=== TASK SET ===
**1)** Decide whether each statement agrees with the biography of Voldemar Päts below. Answer yes or no for each and quote the words of the biography that decide it.
(a) Päts was born in Tänassilma.
(b) Päts's father was a Lutheran pastor.
(c) Päts worked with Elmar Jaanimägi on the first Estonian animated film in 1931.
**2)** Use the biography of Voldemar Päts below to answer these questions.
(a) What name was Päts born with?
(b) What was his mother's maiden name?
(c) What is the English title of Kutsu-Juku seiklusi?
**3)** Reproduce the part of the biography of Voldemar Päts below from "Voldemar Päts (born" to "Juku the Dog)." without changing a word.

=== EXTRACTED TEXT ===
**********
Estonian cinematographer and actor (1902–1942)

Voldemar Päts (born Vladimir Päts; February 15, 1902 – September 1942) was an Estonian cinematographer and actor.

==Early life and family==
Voldemar Päts was born Vladimir Päts in Tänassilma, in the Governorate of Livonia of the Russian Empire (now Estonia), the son of the Estonian Orthodox priest Nikolai Päts (1871–1940) and Ludmilla Päts (née Tšistjakova, 1879–1955). He was the nephew of the Estonian statesman Konstantin Päts (1874–1956), the artist Voldemar Päts (1878–1958), and the geographer Peeter Päts (1880–1942).

==Career==
In 1931, Päts collaborated with Elmar Jaanimägi to create the first Estonian animated film, Kutsu-Juku seiklusi (The Adventures of Juku the Dog).
**********
=== SUPPLIED ENTRIES ===
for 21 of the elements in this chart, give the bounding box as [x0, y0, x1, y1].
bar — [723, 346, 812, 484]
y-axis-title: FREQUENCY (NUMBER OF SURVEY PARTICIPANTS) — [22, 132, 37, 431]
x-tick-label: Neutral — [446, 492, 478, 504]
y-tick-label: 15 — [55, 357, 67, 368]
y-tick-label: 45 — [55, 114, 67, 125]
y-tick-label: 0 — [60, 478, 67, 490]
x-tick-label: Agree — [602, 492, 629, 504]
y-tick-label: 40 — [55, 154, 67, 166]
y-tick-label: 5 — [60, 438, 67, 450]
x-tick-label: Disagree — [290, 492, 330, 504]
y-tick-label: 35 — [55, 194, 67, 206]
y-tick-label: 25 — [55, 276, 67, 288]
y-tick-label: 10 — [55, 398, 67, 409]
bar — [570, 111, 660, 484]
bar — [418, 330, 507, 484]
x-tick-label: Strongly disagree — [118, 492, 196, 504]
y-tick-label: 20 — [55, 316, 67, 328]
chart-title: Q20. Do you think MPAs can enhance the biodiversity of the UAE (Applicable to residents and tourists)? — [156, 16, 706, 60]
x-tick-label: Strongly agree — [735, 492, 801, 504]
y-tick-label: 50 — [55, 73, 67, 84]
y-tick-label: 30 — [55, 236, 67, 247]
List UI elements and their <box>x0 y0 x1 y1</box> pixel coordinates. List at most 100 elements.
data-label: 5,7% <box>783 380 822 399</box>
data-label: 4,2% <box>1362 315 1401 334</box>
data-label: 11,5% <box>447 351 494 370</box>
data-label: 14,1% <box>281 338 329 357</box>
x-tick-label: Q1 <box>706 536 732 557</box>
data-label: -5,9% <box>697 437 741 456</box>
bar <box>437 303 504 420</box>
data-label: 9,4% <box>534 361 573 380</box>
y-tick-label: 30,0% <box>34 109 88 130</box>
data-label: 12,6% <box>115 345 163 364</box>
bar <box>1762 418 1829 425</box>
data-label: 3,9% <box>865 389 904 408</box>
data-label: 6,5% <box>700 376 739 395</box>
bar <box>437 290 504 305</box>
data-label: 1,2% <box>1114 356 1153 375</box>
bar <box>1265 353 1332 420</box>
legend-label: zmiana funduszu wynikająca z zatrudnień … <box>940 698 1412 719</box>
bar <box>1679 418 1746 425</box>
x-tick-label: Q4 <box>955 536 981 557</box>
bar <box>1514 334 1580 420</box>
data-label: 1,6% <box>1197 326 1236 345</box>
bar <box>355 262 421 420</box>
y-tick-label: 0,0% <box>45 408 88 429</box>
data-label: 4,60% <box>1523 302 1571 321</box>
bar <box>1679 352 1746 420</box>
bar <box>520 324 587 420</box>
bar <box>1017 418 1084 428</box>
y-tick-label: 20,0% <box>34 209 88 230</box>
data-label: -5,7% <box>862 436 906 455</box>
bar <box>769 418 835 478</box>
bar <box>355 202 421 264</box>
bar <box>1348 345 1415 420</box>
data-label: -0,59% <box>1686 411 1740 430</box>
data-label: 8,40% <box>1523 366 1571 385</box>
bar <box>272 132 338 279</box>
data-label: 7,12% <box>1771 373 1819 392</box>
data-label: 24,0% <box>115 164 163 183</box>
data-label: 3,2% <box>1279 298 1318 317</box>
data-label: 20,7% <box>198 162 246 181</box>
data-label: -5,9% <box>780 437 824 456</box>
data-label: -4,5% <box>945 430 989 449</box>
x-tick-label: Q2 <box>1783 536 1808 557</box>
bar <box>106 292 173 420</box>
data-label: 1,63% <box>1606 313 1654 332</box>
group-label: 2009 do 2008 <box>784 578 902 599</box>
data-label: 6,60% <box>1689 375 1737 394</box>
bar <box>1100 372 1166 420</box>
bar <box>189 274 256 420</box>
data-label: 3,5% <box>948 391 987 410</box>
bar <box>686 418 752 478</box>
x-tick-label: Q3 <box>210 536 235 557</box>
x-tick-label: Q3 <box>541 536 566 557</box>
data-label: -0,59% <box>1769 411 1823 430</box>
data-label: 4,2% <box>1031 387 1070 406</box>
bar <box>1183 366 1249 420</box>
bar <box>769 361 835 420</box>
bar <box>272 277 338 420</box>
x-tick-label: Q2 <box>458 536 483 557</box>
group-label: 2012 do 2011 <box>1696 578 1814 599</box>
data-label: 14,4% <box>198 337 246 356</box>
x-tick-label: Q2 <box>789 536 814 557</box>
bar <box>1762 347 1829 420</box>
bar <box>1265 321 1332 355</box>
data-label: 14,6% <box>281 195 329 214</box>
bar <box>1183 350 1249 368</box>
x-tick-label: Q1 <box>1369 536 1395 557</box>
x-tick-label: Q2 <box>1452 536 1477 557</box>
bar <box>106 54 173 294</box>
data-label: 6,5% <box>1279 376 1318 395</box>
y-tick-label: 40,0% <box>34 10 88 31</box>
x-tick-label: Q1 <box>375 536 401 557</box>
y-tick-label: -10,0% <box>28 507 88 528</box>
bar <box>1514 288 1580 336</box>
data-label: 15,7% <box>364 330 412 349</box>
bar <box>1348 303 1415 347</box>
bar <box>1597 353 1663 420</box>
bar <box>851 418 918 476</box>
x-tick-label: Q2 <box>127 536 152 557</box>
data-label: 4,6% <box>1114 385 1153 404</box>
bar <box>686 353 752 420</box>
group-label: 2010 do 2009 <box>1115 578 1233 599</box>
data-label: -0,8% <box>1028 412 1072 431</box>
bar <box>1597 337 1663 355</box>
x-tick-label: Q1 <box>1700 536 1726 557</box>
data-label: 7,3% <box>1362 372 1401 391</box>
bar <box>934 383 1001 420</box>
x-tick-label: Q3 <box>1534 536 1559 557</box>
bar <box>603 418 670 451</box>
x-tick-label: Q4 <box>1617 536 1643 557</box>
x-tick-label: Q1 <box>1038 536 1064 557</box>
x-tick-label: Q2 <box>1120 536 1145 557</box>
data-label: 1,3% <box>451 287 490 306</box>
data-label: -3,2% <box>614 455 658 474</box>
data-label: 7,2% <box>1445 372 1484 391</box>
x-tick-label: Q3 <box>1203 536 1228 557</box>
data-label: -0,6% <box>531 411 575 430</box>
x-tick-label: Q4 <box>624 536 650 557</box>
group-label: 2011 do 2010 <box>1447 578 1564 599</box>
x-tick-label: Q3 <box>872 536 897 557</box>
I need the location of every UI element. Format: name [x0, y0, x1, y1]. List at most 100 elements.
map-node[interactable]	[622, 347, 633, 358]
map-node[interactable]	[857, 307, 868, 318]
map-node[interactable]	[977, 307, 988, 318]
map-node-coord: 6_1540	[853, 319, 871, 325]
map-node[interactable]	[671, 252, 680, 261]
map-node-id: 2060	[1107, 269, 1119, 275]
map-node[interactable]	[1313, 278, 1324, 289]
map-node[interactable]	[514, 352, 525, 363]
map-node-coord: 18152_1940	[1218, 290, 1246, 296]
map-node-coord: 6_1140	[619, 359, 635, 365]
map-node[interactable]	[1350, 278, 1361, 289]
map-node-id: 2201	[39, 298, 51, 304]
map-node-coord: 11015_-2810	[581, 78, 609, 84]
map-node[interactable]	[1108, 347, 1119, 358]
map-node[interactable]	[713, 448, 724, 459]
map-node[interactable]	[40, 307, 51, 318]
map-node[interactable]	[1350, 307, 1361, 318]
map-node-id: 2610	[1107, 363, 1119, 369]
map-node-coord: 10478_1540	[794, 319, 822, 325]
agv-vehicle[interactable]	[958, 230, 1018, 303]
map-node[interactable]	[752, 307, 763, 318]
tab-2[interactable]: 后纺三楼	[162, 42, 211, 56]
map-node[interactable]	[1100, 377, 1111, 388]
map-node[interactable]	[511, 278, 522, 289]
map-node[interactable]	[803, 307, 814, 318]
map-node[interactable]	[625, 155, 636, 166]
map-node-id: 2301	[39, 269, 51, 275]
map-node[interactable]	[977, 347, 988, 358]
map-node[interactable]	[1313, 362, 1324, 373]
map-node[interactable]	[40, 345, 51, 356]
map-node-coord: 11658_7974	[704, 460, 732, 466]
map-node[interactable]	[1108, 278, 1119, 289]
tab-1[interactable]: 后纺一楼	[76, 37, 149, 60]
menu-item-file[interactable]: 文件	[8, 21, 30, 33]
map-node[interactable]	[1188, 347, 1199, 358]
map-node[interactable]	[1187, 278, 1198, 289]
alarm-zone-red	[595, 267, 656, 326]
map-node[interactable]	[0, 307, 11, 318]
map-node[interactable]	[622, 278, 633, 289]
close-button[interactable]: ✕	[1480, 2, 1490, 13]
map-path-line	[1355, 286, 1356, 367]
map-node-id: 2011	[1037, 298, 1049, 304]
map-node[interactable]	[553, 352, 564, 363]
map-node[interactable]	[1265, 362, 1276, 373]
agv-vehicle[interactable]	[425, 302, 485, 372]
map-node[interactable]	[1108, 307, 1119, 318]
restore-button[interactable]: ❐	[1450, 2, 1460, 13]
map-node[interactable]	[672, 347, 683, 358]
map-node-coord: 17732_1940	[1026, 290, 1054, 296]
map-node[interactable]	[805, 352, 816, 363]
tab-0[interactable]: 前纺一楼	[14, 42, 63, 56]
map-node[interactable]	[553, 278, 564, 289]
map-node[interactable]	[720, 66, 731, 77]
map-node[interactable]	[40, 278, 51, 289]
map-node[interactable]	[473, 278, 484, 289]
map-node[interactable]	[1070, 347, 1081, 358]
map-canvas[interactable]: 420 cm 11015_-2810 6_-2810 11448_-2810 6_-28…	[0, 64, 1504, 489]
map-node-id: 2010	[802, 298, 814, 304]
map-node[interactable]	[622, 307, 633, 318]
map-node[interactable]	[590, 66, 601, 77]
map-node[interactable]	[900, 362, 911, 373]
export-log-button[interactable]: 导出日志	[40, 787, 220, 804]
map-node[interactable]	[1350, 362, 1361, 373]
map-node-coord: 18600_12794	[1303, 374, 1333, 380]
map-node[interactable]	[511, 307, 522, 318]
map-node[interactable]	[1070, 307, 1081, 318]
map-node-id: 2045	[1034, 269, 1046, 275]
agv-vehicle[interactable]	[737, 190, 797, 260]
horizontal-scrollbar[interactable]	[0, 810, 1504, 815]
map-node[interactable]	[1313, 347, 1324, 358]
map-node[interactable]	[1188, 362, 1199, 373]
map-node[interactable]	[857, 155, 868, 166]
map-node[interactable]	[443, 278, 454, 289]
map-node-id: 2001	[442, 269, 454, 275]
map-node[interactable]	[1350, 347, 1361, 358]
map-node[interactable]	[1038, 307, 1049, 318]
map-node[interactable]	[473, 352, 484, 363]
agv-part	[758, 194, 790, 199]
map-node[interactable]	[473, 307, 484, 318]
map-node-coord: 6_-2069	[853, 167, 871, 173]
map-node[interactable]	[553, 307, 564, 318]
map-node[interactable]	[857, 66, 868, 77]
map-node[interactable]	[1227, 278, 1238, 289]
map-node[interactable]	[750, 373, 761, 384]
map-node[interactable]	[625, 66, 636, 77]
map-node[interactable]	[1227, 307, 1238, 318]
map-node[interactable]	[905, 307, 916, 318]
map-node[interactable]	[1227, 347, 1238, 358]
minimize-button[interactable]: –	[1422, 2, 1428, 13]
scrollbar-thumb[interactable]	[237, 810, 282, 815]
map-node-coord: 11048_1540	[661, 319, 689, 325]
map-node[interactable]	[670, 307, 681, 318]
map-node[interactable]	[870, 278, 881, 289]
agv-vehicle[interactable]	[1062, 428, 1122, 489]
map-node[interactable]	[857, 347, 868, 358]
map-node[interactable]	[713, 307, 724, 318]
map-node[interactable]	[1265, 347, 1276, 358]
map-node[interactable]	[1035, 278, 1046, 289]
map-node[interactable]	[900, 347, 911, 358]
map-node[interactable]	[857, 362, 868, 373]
**********
=== ANSWER SECTION ===
**1)**
(a) Yes: "Voldemar Päts was born Vladimir Päts in Tänassilma"
(b) No: "the son of the Estonian Orthodox priest Nikolai Päts"
(c) Yes: "In 1931, Päts collaborated with Elmar Jaanimägi to create the first Estonian animated film"

**2)**
(a) Vladimir Päts
(b) Tšistjakova
(c) The Adventures of Juku the Dog

**3)**
Voldemar Päts (born Vladimir Päts; February 15, 1902 – September 1942) was an Estonian cinematographer and actor.

==Early life and family==
Voldemar Päts was born Vladimir Päts in Tänassilma, in the Governorate of Livonia of the Russian Empire (now Estonia), the son of the Estonian Orthodox priest Nikolai Päts (1871–1940) and Ludmilla Päts (née Tšistjakova, 1879–1955). He was the nephew of the Estonian statesman Konstantin Päts (1874–1956), the artist Voldemar Päts (1878–1958), and the geographer Peeter Päts (1880–1942).

==Career==
In 1931, Päts collaborated with Elmar Jaanimägi to create the first Estonian animated film, Kutsu-Juku seiklusi (The Adventures of Juku the Dog).